REQUIRED TASK ::
Please list all lines of the material below in which the string "specimen" occurs.

Figure collection entries ::
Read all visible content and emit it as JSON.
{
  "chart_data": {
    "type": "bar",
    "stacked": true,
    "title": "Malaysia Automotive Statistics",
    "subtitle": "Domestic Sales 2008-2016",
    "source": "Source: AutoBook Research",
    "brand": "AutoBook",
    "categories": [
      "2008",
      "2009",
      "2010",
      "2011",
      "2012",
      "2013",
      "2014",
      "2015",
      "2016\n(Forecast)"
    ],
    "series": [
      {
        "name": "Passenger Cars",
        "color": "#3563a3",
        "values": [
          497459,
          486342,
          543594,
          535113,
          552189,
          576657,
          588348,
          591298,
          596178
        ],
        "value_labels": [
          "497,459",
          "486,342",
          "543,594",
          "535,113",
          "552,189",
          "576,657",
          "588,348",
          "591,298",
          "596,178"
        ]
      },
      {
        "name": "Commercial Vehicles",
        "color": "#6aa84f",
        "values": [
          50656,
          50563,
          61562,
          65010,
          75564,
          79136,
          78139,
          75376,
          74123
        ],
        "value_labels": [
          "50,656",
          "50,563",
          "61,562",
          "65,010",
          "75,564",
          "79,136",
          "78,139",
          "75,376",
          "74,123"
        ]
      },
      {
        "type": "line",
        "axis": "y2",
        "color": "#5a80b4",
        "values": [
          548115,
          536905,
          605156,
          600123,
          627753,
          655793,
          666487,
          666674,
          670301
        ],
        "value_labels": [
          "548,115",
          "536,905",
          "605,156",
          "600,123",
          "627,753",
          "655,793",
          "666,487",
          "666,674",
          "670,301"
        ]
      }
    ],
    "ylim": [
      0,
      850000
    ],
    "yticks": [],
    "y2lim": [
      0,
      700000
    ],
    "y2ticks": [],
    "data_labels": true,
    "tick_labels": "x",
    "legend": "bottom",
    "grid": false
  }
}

...

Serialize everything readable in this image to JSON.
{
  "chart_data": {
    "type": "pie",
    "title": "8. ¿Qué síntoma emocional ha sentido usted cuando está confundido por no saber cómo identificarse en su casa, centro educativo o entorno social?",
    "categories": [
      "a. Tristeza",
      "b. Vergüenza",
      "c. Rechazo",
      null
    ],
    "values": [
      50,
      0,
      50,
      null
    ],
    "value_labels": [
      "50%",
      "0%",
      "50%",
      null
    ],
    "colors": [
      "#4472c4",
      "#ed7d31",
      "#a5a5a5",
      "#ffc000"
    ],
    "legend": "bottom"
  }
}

* * *

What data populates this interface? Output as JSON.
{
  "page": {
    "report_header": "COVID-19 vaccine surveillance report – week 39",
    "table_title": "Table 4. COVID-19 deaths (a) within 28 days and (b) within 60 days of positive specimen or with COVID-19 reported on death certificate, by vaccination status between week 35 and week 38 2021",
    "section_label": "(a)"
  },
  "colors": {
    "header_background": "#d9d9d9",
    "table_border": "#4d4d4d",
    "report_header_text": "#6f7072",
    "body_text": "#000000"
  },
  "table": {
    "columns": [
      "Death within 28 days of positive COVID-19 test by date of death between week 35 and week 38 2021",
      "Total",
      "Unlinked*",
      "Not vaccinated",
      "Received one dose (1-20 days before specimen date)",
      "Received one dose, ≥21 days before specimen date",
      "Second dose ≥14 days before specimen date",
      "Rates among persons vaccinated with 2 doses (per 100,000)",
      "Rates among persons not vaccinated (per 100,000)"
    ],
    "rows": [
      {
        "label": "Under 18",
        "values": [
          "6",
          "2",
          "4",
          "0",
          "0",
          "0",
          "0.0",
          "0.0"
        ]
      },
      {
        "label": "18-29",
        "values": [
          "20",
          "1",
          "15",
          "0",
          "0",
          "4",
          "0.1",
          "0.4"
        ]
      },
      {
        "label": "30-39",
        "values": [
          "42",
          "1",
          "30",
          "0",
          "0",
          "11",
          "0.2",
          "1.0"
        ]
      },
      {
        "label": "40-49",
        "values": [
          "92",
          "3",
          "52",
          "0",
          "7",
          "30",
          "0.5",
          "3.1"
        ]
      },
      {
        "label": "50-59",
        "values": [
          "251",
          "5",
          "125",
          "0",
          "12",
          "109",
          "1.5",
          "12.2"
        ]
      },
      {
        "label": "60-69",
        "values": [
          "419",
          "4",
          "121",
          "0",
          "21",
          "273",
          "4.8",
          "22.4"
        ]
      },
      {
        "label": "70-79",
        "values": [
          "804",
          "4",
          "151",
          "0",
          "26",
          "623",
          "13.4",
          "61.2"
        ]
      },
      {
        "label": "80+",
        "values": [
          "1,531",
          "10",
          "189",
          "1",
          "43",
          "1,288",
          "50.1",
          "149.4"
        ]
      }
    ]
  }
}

ANSWER TO THIS TASK ::
    "table_title": "Table 4. COVID-19 deaths (a) within 28 days and (b) within 60 days of positive specimen or with COVID-19 reported on death certificate, by vaccination status between week 35 and week 38 2021",
      "Received one dose (1-20 days before specimen date)",
      "Received one dose, ≥21 days before specimen date",
      "Second dose ≥14 days before specimen date",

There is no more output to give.